--- Stated problem ---
Filter the records below down to lines containing "data".

(Extracted records)
_ _ _

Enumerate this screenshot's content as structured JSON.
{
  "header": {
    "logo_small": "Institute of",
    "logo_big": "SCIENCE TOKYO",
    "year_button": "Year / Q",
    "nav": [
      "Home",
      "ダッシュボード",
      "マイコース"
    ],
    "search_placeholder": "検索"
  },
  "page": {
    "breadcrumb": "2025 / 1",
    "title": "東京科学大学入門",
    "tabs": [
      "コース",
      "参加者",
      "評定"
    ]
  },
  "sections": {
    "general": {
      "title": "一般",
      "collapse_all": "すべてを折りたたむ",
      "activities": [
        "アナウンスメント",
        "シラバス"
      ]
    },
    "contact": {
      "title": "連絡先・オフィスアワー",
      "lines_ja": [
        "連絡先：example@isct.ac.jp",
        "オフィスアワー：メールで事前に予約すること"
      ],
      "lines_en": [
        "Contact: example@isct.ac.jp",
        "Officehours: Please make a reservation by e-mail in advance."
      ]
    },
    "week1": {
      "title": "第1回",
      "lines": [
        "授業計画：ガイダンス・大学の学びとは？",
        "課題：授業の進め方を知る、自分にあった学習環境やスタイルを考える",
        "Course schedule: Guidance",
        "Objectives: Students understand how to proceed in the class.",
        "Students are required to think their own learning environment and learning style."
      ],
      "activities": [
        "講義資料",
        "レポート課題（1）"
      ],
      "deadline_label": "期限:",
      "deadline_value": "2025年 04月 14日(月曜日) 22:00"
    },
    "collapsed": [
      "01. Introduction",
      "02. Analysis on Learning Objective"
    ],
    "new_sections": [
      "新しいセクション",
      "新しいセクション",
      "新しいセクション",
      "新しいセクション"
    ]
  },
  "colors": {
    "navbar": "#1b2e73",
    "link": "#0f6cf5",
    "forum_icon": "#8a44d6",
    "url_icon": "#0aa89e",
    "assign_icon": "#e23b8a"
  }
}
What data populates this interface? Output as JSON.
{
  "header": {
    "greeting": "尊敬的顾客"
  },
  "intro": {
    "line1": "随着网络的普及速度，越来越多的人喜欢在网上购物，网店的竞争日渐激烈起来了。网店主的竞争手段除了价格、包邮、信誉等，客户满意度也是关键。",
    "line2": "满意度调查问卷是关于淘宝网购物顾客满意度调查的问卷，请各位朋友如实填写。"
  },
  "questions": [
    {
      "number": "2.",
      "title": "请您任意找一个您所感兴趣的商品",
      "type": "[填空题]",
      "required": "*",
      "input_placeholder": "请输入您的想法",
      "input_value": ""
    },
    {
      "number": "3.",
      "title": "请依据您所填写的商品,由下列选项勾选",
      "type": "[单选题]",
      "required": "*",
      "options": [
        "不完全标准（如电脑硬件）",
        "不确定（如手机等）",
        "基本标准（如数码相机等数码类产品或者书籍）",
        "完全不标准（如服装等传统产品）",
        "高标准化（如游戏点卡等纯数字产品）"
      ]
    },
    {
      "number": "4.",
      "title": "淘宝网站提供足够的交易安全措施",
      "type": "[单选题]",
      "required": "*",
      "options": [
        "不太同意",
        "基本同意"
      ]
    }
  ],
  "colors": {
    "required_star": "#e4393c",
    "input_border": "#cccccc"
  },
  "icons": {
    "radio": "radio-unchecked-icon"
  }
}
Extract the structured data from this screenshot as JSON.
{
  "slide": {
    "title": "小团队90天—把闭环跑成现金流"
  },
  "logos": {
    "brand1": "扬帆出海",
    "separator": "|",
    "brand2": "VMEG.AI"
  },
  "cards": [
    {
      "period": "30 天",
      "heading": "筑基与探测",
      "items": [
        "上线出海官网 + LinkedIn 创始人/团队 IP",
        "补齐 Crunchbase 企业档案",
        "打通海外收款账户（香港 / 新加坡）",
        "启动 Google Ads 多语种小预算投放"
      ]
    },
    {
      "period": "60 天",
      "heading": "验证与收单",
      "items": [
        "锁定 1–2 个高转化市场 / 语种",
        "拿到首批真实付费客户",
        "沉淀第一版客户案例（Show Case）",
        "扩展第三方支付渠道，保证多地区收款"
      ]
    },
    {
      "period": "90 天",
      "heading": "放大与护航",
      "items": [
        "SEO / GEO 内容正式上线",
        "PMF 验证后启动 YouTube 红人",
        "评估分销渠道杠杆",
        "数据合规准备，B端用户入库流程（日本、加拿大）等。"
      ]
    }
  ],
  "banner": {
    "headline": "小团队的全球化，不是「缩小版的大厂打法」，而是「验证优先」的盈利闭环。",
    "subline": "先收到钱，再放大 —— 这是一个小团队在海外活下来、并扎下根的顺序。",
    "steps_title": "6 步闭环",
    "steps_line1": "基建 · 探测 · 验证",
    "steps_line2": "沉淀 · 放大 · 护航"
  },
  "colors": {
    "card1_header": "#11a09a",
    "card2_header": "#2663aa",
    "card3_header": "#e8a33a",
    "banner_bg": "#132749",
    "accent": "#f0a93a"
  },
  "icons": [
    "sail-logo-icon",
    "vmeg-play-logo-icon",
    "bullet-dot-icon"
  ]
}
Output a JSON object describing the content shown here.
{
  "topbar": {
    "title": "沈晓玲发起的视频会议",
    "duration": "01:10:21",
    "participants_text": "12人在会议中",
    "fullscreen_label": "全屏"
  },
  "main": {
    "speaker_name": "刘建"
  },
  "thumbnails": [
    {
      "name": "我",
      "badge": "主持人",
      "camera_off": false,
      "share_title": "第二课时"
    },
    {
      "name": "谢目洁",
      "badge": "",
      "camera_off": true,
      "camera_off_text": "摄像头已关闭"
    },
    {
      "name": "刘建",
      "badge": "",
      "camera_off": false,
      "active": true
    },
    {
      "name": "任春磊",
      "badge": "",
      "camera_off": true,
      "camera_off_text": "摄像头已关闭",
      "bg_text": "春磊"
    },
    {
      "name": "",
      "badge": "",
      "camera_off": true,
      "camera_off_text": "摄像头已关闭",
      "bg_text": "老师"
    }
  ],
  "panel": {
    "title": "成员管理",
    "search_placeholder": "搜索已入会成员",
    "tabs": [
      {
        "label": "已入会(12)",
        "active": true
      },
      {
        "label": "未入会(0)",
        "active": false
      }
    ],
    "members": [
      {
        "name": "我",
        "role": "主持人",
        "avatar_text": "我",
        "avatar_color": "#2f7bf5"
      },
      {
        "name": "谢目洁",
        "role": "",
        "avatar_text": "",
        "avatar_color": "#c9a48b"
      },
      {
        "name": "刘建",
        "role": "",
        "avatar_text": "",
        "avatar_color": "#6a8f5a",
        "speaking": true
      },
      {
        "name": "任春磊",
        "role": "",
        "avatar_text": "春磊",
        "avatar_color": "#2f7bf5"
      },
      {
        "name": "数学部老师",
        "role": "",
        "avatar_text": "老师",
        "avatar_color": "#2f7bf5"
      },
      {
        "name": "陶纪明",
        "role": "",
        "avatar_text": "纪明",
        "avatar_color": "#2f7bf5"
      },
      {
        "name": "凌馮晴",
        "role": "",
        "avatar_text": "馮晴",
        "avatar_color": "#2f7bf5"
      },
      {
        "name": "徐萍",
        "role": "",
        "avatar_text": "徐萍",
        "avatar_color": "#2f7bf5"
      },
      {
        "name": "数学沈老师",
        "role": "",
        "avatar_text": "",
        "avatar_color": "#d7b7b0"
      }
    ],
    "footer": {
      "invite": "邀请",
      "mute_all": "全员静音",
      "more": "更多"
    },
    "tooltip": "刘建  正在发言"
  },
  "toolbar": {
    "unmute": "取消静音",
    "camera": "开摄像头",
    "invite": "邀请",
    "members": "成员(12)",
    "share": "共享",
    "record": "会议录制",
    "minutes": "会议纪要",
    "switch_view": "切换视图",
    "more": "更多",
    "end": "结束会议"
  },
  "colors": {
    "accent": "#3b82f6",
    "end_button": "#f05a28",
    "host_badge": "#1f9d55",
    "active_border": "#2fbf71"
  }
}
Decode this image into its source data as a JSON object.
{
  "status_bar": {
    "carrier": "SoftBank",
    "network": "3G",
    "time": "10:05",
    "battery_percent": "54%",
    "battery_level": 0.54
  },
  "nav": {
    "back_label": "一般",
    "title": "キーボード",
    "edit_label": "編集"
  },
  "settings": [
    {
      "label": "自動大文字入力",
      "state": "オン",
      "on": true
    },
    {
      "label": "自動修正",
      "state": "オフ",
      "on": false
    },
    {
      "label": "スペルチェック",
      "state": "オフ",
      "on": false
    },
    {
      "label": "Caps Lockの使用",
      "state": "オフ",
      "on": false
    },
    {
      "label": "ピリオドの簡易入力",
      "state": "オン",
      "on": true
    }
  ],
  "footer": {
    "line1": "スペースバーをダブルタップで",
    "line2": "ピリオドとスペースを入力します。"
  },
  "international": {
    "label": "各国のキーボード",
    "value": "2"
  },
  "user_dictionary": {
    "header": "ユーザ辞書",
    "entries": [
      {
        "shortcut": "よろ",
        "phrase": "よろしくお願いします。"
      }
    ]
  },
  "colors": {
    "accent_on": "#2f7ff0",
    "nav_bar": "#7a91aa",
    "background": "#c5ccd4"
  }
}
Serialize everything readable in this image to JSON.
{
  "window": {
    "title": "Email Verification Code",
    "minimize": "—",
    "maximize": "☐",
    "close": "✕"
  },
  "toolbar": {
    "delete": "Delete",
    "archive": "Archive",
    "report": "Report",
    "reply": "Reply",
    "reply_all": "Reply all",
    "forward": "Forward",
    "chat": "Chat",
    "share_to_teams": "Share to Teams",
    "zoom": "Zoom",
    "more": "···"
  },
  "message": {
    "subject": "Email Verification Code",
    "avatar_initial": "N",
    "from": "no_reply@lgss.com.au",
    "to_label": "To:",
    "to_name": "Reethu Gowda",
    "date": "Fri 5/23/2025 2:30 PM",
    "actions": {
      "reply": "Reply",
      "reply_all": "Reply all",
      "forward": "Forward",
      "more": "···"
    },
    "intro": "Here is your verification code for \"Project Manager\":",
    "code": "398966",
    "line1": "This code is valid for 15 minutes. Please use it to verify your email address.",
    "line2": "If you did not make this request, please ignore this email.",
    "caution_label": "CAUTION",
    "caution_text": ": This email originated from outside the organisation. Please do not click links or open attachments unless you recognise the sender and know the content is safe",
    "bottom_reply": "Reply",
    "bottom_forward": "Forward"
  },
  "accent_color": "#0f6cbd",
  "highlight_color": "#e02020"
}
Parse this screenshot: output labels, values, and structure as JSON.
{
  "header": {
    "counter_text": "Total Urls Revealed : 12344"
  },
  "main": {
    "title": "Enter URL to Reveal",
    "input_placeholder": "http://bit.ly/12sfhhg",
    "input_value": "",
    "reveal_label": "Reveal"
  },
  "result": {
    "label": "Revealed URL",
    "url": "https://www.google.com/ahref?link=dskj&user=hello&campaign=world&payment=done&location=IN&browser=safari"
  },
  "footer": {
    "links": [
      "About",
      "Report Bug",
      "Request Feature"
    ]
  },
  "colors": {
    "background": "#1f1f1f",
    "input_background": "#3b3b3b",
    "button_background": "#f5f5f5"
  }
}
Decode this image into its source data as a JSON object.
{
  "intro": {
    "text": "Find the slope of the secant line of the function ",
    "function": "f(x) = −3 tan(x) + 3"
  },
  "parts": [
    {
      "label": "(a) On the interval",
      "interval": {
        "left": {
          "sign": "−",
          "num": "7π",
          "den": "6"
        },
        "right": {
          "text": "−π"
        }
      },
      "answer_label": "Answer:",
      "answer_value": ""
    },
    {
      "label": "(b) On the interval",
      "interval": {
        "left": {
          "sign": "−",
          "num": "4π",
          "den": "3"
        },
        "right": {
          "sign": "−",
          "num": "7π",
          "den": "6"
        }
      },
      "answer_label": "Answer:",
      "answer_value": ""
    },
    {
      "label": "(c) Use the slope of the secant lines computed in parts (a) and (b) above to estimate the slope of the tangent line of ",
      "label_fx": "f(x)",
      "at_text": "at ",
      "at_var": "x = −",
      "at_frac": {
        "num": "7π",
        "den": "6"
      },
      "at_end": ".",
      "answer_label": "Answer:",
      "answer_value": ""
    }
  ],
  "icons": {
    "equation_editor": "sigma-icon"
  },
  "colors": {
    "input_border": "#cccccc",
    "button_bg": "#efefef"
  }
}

_ _ _

--- The completed task ---
What data populates this interface? Output as JSON.
Extract the structured data from this screenshot as JSON.
Decode this image into its source data as a JSON object.
Decode this image into its source data as a JSON object.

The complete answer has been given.